* Passage given *
* BEGIN *
NUS High School has put out its school presentation as part of its E-Open House on 15 May 2020, and its related e-engagement events for parents and interested P6 students. The content is well planned to clarify common questions from parents and potential students.
YouTube link to the school presentation (about 30mins long):
There is also a Telegram group to receive information on NUSH Admissions for DSA 2020 (for the Class of 2026) :-
(please subscribe for timely updates !) https://t.me/nushighschool
The first round results of NUS High School DSA Selection Test are apparently out since yesterday July 24. (Source: Kiasuparents)
Those who are successful will receive the following email:
Thank you for attending NUS High School DSA Selection Test and Camp. Candidates who passed the selection will be invited to our DSA School Preview to gain a sneak peek into the unique learning experience at NUS High School.
The outcome of the DSA Selection Exercise will be announced by the 3 August 2018 via the registered e-mail.
We would like to notify you early that the DSA School Preview would be on 8 August 2018. The shift is made after the consideration of the PSLE oral examination which will happen on the 16 August 2018 as well as to provide you and your family an uninterrupted 4-day long weekend break from 9 – 12 August 2018. We hope that the shift of date will allow you to have more family time with your parents during weekend as well as sufficient time for you to prepare for the coming PSLE oral examinations.
We seek your understanding and patience in this matter.
The official website, unfortunately, doesn’t tell much about how the NUS High Selection Test / DSA is like, in particular the format of the exam.
However, from online sources from students who took the test, we can have a glimpse of what the NUS High Selection Test (DSA) is like.
Disclaimer: I have not taken the NUS High Selection Test (DSA) before, and I am only listing down suggested format of the tests based on the online sources. I have taken the GEP Selection Test (both round 1 and round 2) though, at Primary 3.
This is a highly reliable blog post by the sister of Lim Jeck, a highly skilled Math Olympiad Participant who has achieved perfect score at IMO. From the blog post, we can tell that:
The Math Paper is 1 and a half hours.
Math Paper is “ok” (easier than NMOS) Do take note that the blogger is very good at math, so “easy” is subjective.
Math Paper has 7 pages, inclusive of cover page and last page.
23 Non-MCQ questions, where you have to shade the integer answer. (Do bring a pencil!)
* END *
* Written tasks *
a – According to the text on the NUS High School selection test, how long is the Math Paper?
b – Continue the text on the NUS High School selection test from the point where it stops.
The listing after this text plays no part in the work asked here.

* Listed records *
* BEGIN *
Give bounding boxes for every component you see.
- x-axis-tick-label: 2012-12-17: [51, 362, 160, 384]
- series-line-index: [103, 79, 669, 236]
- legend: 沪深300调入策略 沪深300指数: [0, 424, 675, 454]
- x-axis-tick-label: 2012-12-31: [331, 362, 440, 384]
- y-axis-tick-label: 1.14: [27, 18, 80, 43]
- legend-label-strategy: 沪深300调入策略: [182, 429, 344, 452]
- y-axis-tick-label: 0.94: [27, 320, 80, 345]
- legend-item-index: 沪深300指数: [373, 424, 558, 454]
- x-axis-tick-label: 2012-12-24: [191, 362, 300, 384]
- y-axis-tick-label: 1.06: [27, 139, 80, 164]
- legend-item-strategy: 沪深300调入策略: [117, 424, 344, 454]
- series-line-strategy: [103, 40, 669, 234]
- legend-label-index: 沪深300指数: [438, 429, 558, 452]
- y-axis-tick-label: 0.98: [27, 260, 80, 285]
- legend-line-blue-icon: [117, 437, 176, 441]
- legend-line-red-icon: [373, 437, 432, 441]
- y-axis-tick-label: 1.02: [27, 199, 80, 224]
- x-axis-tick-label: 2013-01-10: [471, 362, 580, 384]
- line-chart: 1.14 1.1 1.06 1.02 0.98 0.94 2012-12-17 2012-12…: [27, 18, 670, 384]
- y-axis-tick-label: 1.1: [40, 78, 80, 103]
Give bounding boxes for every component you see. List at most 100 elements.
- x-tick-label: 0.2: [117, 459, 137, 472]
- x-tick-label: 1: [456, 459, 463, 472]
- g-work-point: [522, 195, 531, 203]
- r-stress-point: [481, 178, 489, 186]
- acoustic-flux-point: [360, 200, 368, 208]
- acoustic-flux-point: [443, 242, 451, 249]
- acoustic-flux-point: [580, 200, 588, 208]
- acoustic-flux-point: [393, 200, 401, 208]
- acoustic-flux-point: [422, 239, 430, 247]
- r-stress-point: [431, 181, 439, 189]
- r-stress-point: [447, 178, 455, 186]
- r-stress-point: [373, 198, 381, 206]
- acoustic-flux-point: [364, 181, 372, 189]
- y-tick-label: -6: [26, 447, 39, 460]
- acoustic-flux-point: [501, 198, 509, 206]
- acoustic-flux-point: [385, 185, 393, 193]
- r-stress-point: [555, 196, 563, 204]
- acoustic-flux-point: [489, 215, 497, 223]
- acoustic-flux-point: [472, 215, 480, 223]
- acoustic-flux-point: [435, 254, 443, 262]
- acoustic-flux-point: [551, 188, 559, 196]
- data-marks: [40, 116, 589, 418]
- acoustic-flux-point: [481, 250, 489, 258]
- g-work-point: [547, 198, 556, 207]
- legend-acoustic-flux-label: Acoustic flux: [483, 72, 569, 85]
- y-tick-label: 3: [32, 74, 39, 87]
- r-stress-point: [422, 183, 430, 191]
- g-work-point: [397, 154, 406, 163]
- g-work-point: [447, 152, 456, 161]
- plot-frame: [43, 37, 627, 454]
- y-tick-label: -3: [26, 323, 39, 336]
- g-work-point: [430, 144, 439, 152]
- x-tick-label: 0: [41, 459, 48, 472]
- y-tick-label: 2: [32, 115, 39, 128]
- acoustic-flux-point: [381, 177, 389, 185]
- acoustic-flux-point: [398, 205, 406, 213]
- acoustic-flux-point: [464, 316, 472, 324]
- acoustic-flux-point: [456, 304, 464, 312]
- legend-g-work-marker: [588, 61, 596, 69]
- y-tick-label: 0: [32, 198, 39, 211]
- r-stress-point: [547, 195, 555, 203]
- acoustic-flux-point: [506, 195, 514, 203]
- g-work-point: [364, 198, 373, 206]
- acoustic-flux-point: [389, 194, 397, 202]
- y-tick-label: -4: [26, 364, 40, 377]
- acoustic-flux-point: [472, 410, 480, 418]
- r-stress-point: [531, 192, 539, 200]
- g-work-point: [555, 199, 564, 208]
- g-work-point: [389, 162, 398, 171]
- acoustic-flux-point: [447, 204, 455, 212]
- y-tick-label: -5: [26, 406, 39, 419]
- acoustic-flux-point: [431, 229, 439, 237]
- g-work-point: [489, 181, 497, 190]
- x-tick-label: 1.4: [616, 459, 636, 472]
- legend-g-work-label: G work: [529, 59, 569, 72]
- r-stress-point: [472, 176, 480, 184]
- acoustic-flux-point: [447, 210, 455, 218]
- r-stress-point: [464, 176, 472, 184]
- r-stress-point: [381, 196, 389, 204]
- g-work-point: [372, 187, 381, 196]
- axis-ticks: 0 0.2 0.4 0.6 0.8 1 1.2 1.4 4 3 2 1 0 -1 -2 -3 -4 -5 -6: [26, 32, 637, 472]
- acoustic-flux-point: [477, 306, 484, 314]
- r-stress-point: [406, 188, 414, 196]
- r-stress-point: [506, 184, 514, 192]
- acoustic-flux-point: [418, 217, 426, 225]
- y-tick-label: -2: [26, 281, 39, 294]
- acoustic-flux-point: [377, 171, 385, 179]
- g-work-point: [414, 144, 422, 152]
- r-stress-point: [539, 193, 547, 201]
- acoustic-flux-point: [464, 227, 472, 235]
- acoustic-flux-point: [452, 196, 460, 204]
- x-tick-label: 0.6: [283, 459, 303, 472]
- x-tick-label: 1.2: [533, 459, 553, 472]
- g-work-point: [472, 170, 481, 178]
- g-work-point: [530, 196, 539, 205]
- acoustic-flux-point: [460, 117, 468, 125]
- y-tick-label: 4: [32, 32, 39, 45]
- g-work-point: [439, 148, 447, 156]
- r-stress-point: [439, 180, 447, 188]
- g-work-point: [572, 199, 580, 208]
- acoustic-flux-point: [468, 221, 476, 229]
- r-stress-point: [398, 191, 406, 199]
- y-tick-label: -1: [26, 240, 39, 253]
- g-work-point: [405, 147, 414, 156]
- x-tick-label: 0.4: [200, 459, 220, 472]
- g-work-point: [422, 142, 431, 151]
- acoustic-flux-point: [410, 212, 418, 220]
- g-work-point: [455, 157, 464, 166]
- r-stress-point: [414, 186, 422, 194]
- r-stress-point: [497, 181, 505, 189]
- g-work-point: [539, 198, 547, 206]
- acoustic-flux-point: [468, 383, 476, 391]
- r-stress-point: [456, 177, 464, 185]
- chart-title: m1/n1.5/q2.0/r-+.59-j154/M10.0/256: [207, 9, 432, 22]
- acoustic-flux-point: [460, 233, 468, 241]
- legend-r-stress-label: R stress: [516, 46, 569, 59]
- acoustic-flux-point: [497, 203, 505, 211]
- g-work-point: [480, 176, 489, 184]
* END *
* Set of answers *
a – One and a half hours.

b –
“The first few Math questions are easy, like P6 Math questions. One of the easiest Math questions is, the average of 3 numbers is given, you add another 2 numbers and you get another given average, you have to find the sum of the 2 numbers added. There are varying marks for different questions. I think the harder questions carry 4 marks.” (Again, easy is subjective, what is easy for a Olympiad Gold Medalist may not be easy at all)
“Total marks for Maths and Science are 55 and 30 respectively.For Maths, max of answer shades is 4, so max answer may be 9999. Maths questions carry 1 mark, 2 marks, 3 marks and 4 marks. Think Q23 (last qn) is a 4-mark question.” (We can assume that due to the format of this test, all answers are integers!)
To deal with difficult NUS High DSA problems (last few questions of the Selection Test), most likely the student has to be trained in Math Olympiad. A book like The Art of Problem Solving Volume 1: The Basics AND Basics Solution Manual (2 Volume Set would be ideal in beginning the journey in Math Olympiad. Note that Math Olympiad is nothing like normal school math, and even a fresh university graduate in a math-related major say Engineering/Accounting would have great problems solving a Primary 6 Math Olympiad question, if he doesn’t have the necessary Math Olympiad background!
If you are also interested in preparing for GEP (Primary 3 or Secondary 1 intake), do check out my most popular page on Recommended Books for GEP.
Other blogs with info on the NUS High DSA Selection Test:
4) GEP Books are an excellent source of DSA questions, since the scope of GAT testing overlaps with the Logic portion of the GEP test. Check out the myriad of GEP Books that can be used to prepare for DSA questions equally effectively.
The Logic portion of GEP test / DSA test is not taught anywhere in the MOE syllabus, and hence the most challenging to prepare for. Your child would need to solve DSA questions like the one below, which is quite obviously not taught anywhere from Primary 1 to Primary 6. However, like all skills, these kind of logic puzzles can be taught, trained, and practiced, in the Mensa book listed below (Scroll down)!
If you are looking for more DSA GAT pattern/logic questions, this is the Complete Quiz Book by Mensa. Highly rated on Amazon. These book will be helpful for those seeking for a boost in their DSA GAT scores, since GAT (General Ability Test) is just a politically correct name for IQ Test.
Another good book for DSA/GAT/HAST is Ultimate IQ Tests: 1000 Practice Test Questions to Boost Your Brain Power. This book is like the “Ten Year Series” of GAT DSA tests, it will be a good and trusted book for Singaporeans who are used to studying using the practice “Ten Year Series” method, which has undoubtedly worked for generations of Singaporeans (including myself). The 1000 Practice questions (!!!) (similar to GAT) would definitely go a long way in your DSA preparation.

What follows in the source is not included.